• What you need to do:
Give only the count of lines containing "kind".

** Start **

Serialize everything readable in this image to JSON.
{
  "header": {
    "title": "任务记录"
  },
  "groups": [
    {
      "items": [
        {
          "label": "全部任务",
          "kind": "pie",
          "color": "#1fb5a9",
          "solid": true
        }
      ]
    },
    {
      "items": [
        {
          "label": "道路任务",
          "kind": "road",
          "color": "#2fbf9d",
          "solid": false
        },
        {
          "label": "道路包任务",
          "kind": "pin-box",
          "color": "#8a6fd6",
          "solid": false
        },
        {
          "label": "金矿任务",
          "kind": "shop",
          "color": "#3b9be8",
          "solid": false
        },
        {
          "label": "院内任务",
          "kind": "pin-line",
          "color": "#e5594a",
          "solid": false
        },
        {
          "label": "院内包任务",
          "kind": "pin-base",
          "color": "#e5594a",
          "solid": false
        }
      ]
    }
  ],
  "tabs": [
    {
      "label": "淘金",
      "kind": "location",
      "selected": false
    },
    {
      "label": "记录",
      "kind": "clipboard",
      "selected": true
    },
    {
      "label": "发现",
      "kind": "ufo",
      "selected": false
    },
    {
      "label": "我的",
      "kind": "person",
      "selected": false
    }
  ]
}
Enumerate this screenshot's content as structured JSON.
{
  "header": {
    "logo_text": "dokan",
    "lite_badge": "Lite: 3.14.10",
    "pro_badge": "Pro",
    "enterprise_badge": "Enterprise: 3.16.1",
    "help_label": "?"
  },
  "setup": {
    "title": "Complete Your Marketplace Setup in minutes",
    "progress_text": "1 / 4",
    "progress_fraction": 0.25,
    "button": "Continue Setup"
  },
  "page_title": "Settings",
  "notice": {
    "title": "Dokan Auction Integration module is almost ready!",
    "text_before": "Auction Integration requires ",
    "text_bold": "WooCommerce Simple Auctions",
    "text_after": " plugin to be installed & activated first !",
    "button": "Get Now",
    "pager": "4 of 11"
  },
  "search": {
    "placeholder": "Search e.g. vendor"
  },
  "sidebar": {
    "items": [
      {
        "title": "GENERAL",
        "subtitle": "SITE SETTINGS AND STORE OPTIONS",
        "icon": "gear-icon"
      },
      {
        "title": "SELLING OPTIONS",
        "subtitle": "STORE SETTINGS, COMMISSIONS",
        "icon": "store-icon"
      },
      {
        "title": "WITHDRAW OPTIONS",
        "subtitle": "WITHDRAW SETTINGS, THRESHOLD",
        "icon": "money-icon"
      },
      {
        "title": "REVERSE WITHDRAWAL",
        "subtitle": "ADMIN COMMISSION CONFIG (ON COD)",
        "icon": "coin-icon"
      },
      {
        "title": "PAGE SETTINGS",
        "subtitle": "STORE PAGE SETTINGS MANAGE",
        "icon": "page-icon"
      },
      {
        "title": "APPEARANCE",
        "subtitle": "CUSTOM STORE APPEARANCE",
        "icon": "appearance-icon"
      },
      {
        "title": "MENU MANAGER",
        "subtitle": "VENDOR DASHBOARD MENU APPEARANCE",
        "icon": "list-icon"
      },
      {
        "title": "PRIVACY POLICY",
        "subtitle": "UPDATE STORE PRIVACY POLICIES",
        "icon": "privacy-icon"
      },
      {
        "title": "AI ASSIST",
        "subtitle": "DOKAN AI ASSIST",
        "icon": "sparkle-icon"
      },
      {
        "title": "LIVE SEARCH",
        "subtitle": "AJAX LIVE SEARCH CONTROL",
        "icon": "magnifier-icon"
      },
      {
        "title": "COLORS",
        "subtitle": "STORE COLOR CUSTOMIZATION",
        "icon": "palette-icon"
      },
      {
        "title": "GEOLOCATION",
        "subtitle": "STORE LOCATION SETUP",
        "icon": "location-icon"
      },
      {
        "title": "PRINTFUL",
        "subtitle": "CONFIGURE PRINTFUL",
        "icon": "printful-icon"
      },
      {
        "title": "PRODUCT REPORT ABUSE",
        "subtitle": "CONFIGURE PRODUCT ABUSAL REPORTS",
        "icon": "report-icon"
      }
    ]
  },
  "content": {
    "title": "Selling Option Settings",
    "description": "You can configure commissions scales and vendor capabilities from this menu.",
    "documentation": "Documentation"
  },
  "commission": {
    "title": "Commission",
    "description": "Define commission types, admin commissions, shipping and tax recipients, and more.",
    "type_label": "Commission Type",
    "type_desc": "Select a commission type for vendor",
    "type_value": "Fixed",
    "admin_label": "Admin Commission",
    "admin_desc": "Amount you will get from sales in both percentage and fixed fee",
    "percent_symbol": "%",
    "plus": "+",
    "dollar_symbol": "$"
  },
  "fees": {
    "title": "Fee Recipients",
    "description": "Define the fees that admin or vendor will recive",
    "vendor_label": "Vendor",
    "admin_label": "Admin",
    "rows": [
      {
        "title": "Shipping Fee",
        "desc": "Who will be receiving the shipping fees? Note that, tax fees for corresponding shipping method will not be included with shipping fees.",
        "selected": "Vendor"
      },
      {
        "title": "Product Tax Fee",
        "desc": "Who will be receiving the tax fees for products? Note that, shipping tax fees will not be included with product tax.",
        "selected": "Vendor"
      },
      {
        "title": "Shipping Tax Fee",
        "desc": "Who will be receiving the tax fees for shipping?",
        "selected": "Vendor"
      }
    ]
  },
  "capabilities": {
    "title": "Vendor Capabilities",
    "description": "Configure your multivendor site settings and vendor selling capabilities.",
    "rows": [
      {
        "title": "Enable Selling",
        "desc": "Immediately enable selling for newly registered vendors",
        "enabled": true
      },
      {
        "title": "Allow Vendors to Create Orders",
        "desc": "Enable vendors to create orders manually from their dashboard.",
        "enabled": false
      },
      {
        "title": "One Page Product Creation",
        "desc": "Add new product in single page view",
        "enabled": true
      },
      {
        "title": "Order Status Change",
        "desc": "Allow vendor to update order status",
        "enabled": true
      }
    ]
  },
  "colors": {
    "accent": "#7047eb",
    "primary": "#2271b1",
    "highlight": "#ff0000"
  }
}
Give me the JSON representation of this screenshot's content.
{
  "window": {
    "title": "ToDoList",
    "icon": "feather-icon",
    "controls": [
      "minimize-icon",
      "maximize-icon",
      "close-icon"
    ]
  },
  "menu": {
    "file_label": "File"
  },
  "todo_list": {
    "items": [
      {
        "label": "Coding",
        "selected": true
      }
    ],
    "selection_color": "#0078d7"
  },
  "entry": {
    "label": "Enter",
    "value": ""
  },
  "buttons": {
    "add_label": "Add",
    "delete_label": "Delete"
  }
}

** End **

• Result of the exercise:
10